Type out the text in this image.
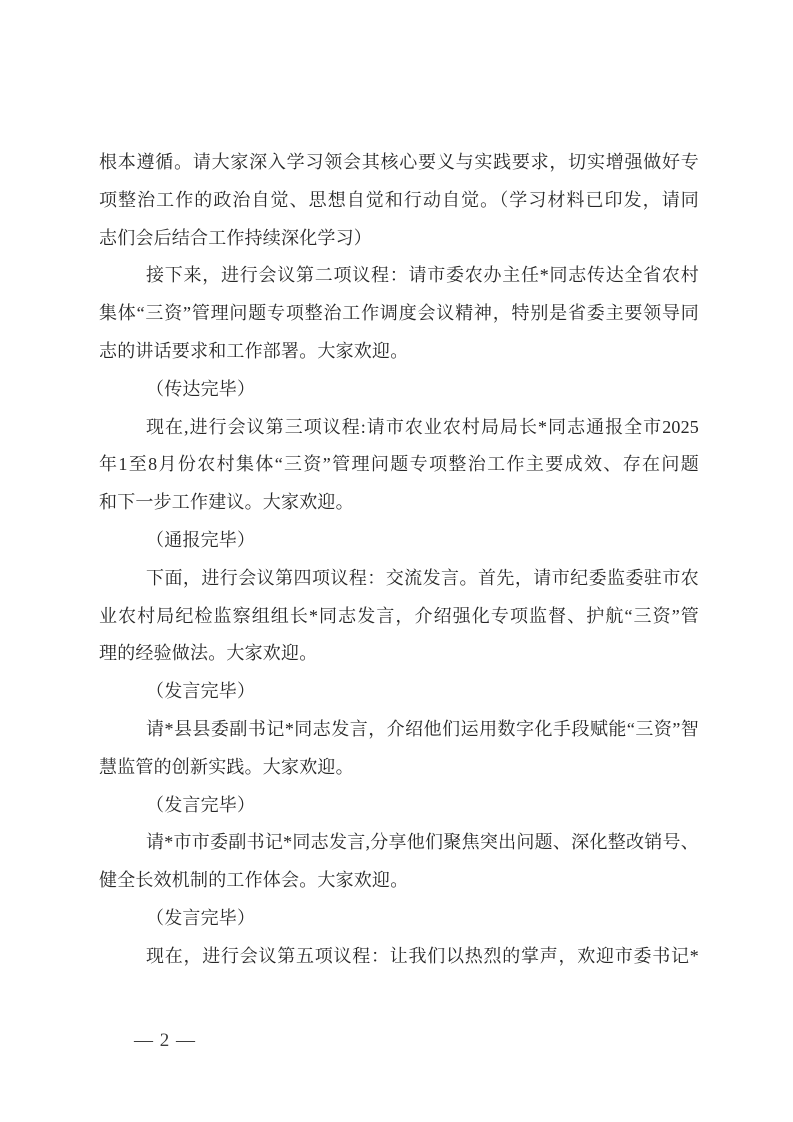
根本遵循。请大家深入学习领会其核心要义与实践要求，切实增强做好专
项整治工作的政治自觉、思想自觉和行动自觉。（学习材料已印发，请同
志们会后结合工作持续深化学习）
接下来，进行会议第二项议程：请市委农办主任*同志传达全省农村
集体“三资”管理问题专项整治工作调度会议精神，特别是省委主要领导同
志的讲话要求和工作部署。大家欢迎。
（传达完毕）
现在,进行会议第三项议程:请市农业农村局局长*同志通报全市2025
年1至8月份农村集体“三资”管理问题专项整治工作主要成效、存在问题
和下一步工作建议。大家欢迎。
（通报完毕）
下面，进行会议第四项议程：交流发言。首先，请市纪委监委驻市农
业农村局纪检监察组组长*同志发言，介绍强化专项监督、护航“三资”管
理的经验做法。大家欢迎。
（发言完毕）
请*县县委副书记*同志发言，介绍他们运用数字化手段赋能“三资”智
慧监管的创新实践。大家欢迎。
（发言完毕）
请*市市委副书记*同志发言,分享他们聚焦突出问题、深化整改销号、
健全长效机制的工作体会。大家欢迎。
（发言完毕）
现在，进行会议第五项议程：让我们以热烈的掌声，欢迎市委书记*
— 2 —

================

### WHAT TO PRODUCE
Each line in the entries above that includes the string "同志发言" should be extracted.

### TASK ANSWER
业农村局纪检监察组组长*同志发言，介绍强化专项监督、护航“三资”管
请*县县委副书记*同志发言，介绍他们运用数字化手段赋能“三资”智
请*市市委副书记*同志发言,分享他们聚焦突出问题、深化整改销号、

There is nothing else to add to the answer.